## REQUIREMENT
Repeat the data exactly, please; no pictures belong in the copy.

Page image transcription data:
----
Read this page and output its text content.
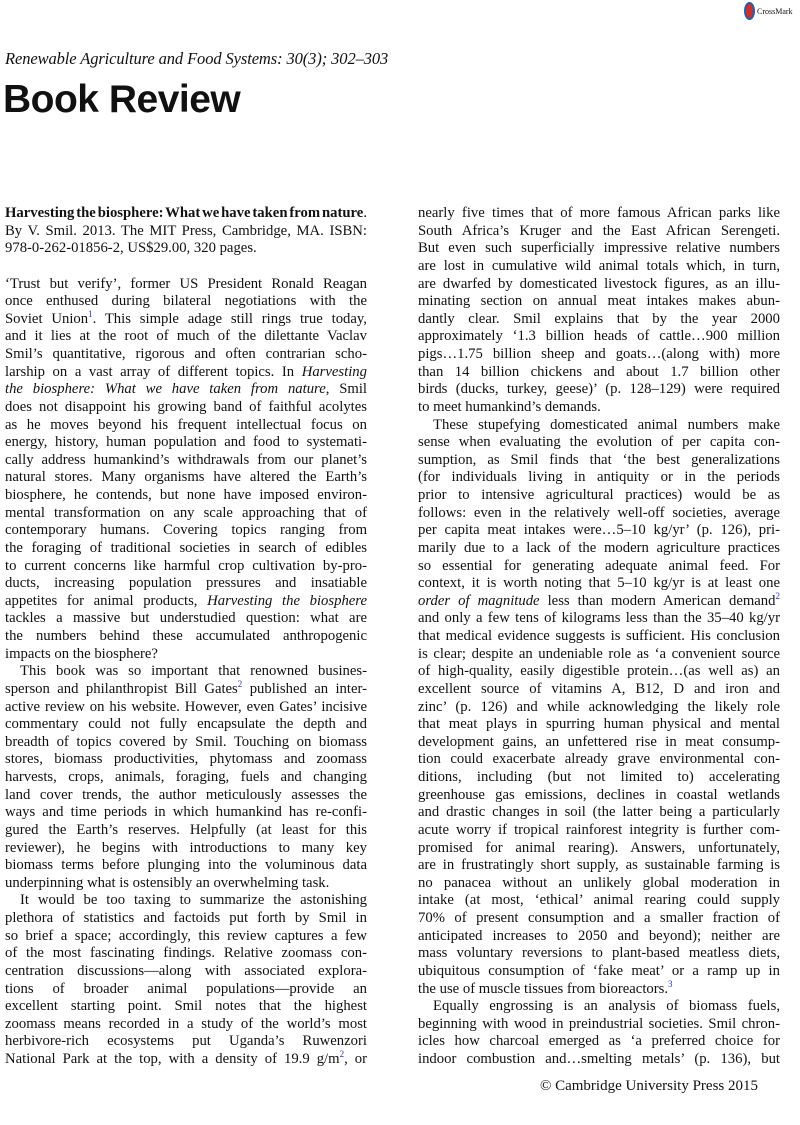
CrossMark
Renewable Agriculture and Food Systems: 30(3); 302–303
Book Review
Harvesting the biosphere: What we have taken from nature.
By V. Smil. 2013. The MIT Press, Cambridge, MA. ISBN:
978-0-262-01856-2, US$29.00, 320 pages.
‘Trust but verify’, former US President Ronald Reagan
once enthused during bilateral negotiations with the
Soviet Union$^1$. This simple adage still rings true today,
and it lies at the root of much of the dilettante Vaclav
Smil’s quantitative, rigorous and often contrarian scho-
larship on a vast array of different topics. In Harvesting
the biosphere: What we have taken from nature, Smil
does not disappoint his growing band of faithful acolytes
as he moves beyond his frequent intellectual focus on
energy, history, human population and food to systemati-
cally address humankind’s withdrawals from our planet’s
natural stores. Many organisms have altered the Earth’s
biosphere, he contends, but none have imposed environ-
mental transformation on any scale approaching that of
contemporary humans. Covering topics ranging from
the foraging of traditional societies in search of edibles
to current concerns like harmful crop cultivation by-pro-
ducts, increasing population pressures and insatiable
appetites for animal products, Harvesting the biosphere
tackles a massive but understudied question: what are
the numbers behind these accumulated anthropogenic
impacts on the biosphere?
This book was so important that renowned busines-
sperson and philanthropist Bill Gates$^2$ published an inter-
active review on his website. However, even Gates’ incisive
commentary could not fully encapsulate the depth and
breadth of topics covered by Smil. Touching on biomass
stores, biomass productivities, phytomass and zoomass
harvests, crops, animals, foraging, fuels and changing
land cover trends, the author meticulously assesses the
ways and time periods in which humankind has re-confi-
gured the Earth’s reserves. Helpfully (at least for this
reviewer), he begins with introductions to many key
biomass terms before plunging into the voluminous data
underpinning what is ostensibly an overwhelming task.
It would be too taxing to summarize the astonishing
plethora of statistics and factoids put forth by Smil in
so brief a space; accordingly, this review captures a few
of the most fascinating findings. Relative zoomass con-
centration discussions—along with associated explora-
tions of broader animal populations—provide an
excellent starting point. Smil notes that the highest
zoomass means recorded in a study of the world’s most
herbivore-rich ecosystems put Uganda’s Ruwenzori
National Park at the top, with a density of 19.9 $g/m^2$, or
nearly five times that of more famous African parks like
South Africa’s Kruger and the East African Serengeti.
But even such superficially impressive relative numbers
are lost in cumulative wild animal totals which, in turn,
are dwarfed by domesticated livestock figures, as an illu-
minating section on annual meat intakes makes abun-
dantly clear. Smil explains that by the year 2000
approximately ‘1.3 billion heads of cattle…900 million
pigs…1.75 billion sheep and goats…(along with) more
than 14 billion chickens and about 1.7 billion other
birds (ducks, turkey, geese)’ (p. 128–129) were required
to meet humankind’s demands.
These stupefying domesticated animal numbers make
sense when evaluating the evolution of per capita con-
sumption, as Smil finds that ‘the best generalizations
(for individuals living in antiquity or in the periods
prior to intensive agricultural practices) would be as
follows: even in the relatively well-off societies, average
per capita meat intakes were…5–10 kg/yr’ (p. 126), pri-
marily due to a lack of the modern agriculture practices
so essential for generating adequate animal feed. For
context, it is worth noting that 5–10 kg/yr is at least one
order of magnitude less than modern American demand$^2$
and only a few tens of kilograms less than the 35–40 kg/yr
that medical evidence suggests is sufficient. His conclusion
is clear; despite an undeniable role as ‘a convenient source
of high-quality, easily digestible protein…(as well as) an
excellent source of vitamins A, B12, D and iron and
zinc’ (p. 126) and while acknowledging the likely role
that meat plays in spurring human physical and mental
development gains, an unfettered rise in meat consump-
tion could exacerbate already grave environmental con-
ditions, including (but not limited to) accelerating
greenhouse gas emissions, declines in coastal wetlands
and drastic changes in soil (the latter being a particularly
acute worry if tropical rainforest integrity is further com-
promised for animal rearing). Answers, unfortunately,
are in frustratingly short supply, as sustainable farming is
no panacea without an unlikely global moderation in
intake (at most, ‘ethical’ animal rearing could supply
70% of present consumption and a smaller fraction of
anticipated increases to 2050 and beyond); neither are
mass voluntary reversions to plant-based meatless diets,
ubiquitous consumption of ‘fake meat’ or a ramp up in
the use of muscle tissues from bioreactors.$^3$
Equally engrossing is an analysis of biomass fuels,
beginning with wood in preindustrial societies. Smil chron-
icles how charcoal emerged as ‘a preferred choice for
indoor combustion and…smelting metals’ (p. 136), but
© Cambridge University Press 2015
----
## EXERCISE ANSWER
Read this page and output its text content.
CrossMark
Renewable Agriculture and Food Systems: 30(3); 302–303
Book Review
Harvesting the biosphere: What we have taken from nature.
By V. Smil. 2013. The MIT Press, Cambridge, MA. ISBN:
978-0-262-01856-2, US$29.00, 320 pages.
‘Trust but verify’, former US President Ronald Reagan
once enthused during bilateral negotiations with the
Soviet Union$^1$. This simple adage still rings true today,
and it lies at the root of much of the dilettante Vaclav
Smil’s quantitative, rigorous and often contrarian scho-
larship on a vast array of different topics. In Harvesting
the biosphere: What we have taken from nature, Smil
does not disappoint his growing band of faithful acolytes
as he moves beyond his frequent intellectual focus on
energy, history, human population and food to systemati-
cally address humankind’s withdrawals from our planet’s
natural stores. Many organisms have altered the Earth’s
biosphere, he contends, but none have imposed environ-
mental transformation on any scale approaching that of
contemporary humans. Covering topics ranging from
the foraging of traditional societies in search of edibles
to current concerns like harmful crop cultivation by-pro-
ducts, increasing population pressures and insatiable
appetites for animal products, Harvesting the biosphere
tackles a massive but understudied question: what are
the numbers behind these accumulated anthropogenic
impacts on the biosphere?
This book was so important that renowned busines-
sperson and philanthropist Bill Gates$^2$ published an inter-
active review on his website. However, even Gates’ incisive
commentary could not fully encapsulate the depth and
breadth of topics covered by Smil. Touching on biomass
stores, biomass productivities, phytomass and zoomass
harvests, crops, animals, foraging, fuels and changing
land cover trends, the author meticulously assesses the
ways and time periods in which humankind has re-confi-
gured the Earth’s reserves. Helpfully (at least for this
reviewer), he begins with introductions to many key
biomass terms before plunging into the voluminous data
underpinning what is ostensibly an overwhelming task.
It would be too taxing to summarize the astonishing
plethora of statistics and factoids put forth by Smil in
so brief a space; accordingly, this review captures a few
of the most fascinating findings. Relative zoomass con-
centration discussions—along with associated explora-
tions of broader animal populations—provide an
excellent starting point. Smil notes that the highest
zoomass means recorded in a study of the world’s most
herbivore-rich ecosystems put Uganda’s Ruwenzori
National Park at the top, with a density of 19.9 $g/m^2$, or
nearly five times that of more famous African parks like
South Africa’s Kruger and the East African Serengeti.
But even such superficially impressive relative numbers
are lost in cumulative wild animal totals which, in turn,
are dwarfed by domesticated livestock figures, as an illu-
minating section on annual meat intakes makes abun-
dantly clear. Smil explains that by the year 2000
approximately ‘1.3 billion heads of cattle…900 million
pigs…1.75 billion sheep and goats…(along with) more
than 14 billion chickens and about 1.7 billion other
birds (ducks, turkey, geese)’ (p. 128–129) were required
to meet humankind’s demands.
These stupefying domesticated animal numbers make
sense when evaluating the evolution of per capita con-
sumption, as Smil finds that ‘the best generalizations
(for individuals living in antiquity or in the periods
prior to intensive agricultural practices) would be as
follows: even in the relatively well-off societies, average
per capita meat intakes were…5–10 kg/yr’ (p. 126), pri-
marily due to a lack of the modern agriculture practices
so essential for generating adequate animal feed. For
context, it is worth noting that 5–10 kg/yr is at least one
order of magnitude less than modern American demand$^2$
and only a few tens of kilograms less than the 35–40 kg/yr
that medical evidence suggests is sufficient. His conclusion
is clear; despite an undeniable role as ‘a convenient source
of high-quality, easily digestible protein…(as well as) an
excellent source of vitamins A, B12, D and iron and
zinc’ (p. 126) and while acknowledging the likely role
that meat plays in spurring human physical and mental
development gains, an unfettered rise in meat consump-
tion could exacerbate already grave environmental con-
ditions, including (but not limited to) accelerating
greenhouse gas emissions, declines in coastal wetlands
and drastic changes in soil (the latter being a particularly
acute worry if tropical rainforest integrity is further com-
promised for animal rearing). Answers, unfortunately,
are in frustratingly short supply, as sustainable farming is
no panacea without an unlikely global moderation in
intake (at most, ‘ethical’ animal rearing could supply
70% of present consumption and a smaller fraction of
anticipated increases to 2050 and beyond); neither are
mass voluntary reversions to plant-based meatless diets,
ubiquitous consumption of ‘fake meat’ or a ramp up in
the use of muscle tissues from bioreactors.$^3$
Equally engrossing is an analysis of biomass fuels,
beginning with wood in preindustrial societies. Smil chron-
icles how charcoal emerged as ‘a preferred choice for
indoor combustion and…smelting metals’ (p. 136), but
© Cambridge University Press 2015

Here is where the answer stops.